• RECORDS PROVIDED:
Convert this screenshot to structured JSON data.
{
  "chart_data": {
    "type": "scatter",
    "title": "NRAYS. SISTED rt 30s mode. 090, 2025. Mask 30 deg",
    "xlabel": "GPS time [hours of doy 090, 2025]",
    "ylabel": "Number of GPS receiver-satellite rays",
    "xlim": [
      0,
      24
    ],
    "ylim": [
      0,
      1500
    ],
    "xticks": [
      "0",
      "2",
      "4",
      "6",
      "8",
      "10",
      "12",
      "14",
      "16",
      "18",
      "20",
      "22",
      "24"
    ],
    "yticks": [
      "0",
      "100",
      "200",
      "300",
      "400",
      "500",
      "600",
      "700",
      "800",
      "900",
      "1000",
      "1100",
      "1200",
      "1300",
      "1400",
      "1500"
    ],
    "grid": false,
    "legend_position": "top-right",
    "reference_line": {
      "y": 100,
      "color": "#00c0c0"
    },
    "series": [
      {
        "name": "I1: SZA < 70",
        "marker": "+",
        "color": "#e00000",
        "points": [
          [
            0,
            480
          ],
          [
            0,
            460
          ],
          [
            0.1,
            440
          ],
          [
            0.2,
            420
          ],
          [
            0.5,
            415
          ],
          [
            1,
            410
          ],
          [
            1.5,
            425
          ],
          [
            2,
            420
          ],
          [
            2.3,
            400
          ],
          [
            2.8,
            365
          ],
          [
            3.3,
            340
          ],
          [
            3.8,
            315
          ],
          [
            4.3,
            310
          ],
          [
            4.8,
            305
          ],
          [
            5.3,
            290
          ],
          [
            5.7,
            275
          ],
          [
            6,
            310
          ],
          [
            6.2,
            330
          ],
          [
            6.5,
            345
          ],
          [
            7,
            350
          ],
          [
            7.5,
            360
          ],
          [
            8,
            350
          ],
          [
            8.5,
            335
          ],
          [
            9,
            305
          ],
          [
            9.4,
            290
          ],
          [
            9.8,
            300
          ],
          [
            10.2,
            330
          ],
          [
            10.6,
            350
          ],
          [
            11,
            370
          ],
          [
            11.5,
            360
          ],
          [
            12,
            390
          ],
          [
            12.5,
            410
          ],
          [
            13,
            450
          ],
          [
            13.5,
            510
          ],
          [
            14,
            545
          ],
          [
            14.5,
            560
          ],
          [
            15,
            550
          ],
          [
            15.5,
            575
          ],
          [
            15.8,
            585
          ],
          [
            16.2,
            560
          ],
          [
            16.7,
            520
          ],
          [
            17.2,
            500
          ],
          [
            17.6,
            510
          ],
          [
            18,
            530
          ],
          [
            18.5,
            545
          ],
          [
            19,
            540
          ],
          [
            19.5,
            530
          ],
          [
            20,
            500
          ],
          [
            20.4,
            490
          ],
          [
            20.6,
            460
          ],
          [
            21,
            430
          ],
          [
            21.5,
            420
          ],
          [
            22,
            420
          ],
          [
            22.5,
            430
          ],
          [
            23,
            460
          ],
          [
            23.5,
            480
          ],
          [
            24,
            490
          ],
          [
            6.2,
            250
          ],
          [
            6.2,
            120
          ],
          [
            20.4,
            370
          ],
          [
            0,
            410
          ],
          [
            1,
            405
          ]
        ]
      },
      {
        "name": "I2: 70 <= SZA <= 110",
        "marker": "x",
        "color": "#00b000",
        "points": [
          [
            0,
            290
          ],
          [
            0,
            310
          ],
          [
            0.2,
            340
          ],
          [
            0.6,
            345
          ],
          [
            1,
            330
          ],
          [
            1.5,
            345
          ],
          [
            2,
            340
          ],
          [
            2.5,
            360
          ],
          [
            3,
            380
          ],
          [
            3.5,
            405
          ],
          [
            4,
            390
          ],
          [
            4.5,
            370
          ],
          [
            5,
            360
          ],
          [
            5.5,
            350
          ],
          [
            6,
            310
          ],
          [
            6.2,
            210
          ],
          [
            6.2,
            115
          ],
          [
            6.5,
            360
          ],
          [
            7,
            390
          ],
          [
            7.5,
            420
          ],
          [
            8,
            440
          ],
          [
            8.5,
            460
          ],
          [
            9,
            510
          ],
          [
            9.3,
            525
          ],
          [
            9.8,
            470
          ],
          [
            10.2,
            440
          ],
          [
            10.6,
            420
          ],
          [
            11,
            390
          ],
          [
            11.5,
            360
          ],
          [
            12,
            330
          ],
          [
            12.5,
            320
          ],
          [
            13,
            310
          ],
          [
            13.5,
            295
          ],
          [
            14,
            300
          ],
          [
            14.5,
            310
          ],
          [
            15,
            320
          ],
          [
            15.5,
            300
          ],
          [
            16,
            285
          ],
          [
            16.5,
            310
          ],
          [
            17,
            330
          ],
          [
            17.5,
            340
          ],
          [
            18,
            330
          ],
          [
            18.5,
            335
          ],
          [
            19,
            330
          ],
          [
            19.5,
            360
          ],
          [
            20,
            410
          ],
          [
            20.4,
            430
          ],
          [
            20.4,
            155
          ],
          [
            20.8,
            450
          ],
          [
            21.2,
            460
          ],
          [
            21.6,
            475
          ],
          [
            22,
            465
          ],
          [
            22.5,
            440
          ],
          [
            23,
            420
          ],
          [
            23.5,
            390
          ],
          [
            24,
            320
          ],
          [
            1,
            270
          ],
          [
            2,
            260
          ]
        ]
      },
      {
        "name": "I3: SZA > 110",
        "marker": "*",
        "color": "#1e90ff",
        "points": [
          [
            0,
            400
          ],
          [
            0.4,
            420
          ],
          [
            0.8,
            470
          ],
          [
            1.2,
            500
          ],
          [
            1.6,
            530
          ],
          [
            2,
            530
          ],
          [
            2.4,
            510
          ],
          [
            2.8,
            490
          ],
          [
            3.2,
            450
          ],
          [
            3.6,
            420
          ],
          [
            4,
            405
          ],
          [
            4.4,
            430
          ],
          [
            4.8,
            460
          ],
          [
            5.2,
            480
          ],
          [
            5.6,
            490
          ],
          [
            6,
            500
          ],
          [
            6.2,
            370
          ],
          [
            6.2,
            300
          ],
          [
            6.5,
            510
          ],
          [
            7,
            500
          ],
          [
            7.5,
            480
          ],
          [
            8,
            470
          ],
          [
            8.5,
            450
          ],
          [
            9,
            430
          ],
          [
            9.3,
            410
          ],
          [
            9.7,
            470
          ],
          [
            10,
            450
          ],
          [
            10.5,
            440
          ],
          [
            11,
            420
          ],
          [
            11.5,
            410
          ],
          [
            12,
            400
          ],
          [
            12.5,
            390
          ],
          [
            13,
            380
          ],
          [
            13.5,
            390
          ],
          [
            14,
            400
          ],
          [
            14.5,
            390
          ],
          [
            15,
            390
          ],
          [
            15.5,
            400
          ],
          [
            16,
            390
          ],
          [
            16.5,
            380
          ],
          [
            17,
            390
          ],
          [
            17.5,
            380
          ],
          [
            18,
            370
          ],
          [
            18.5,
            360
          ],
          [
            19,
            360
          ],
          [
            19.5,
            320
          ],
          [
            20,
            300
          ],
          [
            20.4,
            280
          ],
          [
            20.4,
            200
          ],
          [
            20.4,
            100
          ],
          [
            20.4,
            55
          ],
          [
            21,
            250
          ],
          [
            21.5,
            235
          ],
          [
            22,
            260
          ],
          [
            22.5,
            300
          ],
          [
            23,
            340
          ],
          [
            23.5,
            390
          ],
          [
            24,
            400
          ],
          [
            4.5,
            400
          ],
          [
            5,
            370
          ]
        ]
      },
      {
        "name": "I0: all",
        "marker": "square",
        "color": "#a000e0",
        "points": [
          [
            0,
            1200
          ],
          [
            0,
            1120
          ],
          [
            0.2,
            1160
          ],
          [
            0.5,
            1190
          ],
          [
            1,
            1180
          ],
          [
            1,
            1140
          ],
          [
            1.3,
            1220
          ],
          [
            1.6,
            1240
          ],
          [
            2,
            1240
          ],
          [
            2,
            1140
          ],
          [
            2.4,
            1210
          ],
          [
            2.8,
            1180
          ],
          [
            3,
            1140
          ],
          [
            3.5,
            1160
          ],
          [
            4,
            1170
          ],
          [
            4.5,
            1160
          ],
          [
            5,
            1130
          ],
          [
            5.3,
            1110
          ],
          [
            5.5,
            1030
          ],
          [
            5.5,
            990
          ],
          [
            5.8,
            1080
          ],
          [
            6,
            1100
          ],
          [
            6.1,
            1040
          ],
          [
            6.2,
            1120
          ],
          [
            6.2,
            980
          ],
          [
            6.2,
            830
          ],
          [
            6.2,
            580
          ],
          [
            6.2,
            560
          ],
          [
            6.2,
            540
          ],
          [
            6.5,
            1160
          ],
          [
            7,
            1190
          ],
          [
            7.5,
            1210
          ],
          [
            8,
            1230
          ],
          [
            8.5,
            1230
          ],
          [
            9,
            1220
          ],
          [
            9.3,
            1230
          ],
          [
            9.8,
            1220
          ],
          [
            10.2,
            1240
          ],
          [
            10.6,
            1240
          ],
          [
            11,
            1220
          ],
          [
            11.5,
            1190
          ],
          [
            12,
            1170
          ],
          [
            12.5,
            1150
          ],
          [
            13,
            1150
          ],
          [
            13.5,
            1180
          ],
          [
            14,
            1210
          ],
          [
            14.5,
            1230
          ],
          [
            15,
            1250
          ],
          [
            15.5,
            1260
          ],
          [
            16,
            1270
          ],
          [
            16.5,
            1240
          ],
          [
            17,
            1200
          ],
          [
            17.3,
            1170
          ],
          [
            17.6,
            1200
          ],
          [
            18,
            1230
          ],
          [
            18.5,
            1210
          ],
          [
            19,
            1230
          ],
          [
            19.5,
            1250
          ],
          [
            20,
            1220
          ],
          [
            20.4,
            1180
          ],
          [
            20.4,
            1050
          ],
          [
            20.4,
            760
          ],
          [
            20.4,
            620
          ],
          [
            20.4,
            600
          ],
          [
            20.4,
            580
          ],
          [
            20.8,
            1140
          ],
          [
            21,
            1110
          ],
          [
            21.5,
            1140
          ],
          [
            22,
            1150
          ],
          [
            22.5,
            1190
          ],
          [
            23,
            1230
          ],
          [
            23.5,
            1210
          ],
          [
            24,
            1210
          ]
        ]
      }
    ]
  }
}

• YOUR TASK:
State the number of lines in the preceding entries that include the word "name". Provide nothing else.

• EXPECTED ANSWER:
4